▶ Given request: Copy every line of the records below that holds the word "there".

▶ Data to process:
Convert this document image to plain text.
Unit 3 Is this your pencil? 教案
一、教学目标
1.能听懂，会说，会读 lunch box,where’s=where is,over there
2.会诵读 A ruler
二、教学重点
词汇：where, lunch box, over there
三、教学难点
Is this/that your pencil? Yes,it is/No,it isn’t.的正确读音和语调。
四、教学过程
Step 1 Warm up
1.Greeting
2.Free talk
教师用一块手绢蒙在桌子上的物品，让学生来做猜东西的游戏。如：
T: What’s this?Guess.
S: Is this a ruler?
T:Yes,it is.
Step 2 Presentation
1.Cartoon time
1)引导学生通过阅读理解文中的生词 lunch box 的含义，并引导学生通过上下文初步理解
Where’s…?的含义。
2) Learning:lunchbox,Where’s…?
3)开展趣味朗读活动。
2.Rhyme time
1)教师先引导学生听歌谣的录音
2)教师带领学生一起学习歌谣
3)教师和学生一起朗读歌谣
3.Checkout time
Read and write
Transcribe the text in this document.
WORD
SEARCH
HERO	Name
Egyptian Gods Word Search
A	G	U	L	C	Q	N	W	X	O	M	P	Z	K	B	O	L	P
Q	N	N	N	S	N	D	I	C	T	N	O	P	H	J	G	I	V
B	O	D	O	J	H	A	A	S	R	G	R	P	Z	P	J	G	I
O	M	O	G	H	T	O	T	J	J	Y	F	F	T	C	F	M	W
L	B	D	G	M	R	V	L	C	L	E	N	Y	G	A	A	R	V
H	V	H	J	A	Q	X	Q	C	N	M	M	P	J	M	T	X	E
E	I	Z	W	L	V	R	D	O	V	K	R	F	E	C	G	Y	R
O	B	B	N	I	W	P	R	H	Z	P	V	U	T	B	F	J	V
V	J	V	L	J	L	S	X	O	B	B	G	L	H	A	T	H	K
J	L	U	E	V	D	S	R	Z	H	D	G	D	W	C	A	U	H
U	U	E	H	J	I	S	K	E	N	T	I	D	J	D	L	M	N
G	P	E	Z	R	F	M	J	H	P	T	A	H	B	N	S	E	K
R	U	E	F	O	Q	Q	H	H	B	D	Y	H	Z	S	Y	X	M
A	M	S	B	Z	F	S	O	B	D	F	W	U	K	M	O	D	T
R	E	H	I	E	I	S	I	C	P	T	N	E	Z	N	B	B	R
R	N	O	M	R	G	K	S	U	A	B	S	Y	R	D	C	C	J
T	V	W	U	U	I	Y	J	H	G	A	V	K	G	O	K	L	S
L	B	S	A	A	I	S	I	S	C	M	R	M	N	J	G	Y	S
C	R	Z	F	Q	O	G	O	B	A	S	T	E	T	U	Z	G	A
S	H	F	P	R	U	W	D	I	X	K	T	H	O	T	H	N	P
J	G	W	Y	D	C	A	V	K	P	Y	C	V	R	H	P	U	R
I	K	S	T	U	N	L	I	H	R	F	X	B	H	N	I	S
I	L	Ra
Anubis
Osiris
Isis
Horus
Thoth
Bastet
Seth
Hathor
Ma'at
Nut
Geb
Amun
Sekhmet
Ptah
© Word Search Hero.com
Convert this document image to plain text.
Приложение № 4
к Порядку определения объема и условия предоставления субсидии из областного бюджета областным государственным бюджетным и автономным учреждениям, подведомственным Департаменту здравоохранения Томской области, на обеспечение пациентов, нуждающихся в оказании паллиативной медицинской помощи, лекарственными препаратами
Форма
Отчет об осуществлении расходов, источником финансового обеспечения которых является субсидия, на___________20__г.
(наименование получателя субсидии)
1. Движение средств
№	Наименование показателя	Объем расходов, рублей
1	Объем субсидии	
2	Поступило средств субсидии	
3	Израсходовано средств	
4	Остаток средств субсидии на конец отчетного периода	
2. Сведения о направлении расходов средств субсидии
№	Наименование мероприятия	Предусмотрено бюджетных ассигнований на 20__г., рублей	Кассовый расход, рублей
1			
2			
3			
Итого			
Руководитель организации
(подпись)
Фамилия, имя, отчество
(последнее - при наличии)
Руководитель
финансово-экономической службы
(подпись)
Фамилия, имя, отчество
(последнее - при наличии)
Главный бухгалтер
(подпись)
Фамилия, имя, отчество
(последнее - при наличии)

▶ Correct answer:
1.能听懂，会说，会读 lunch box,where’s=where is,over there
词汇：where, lunch box, over there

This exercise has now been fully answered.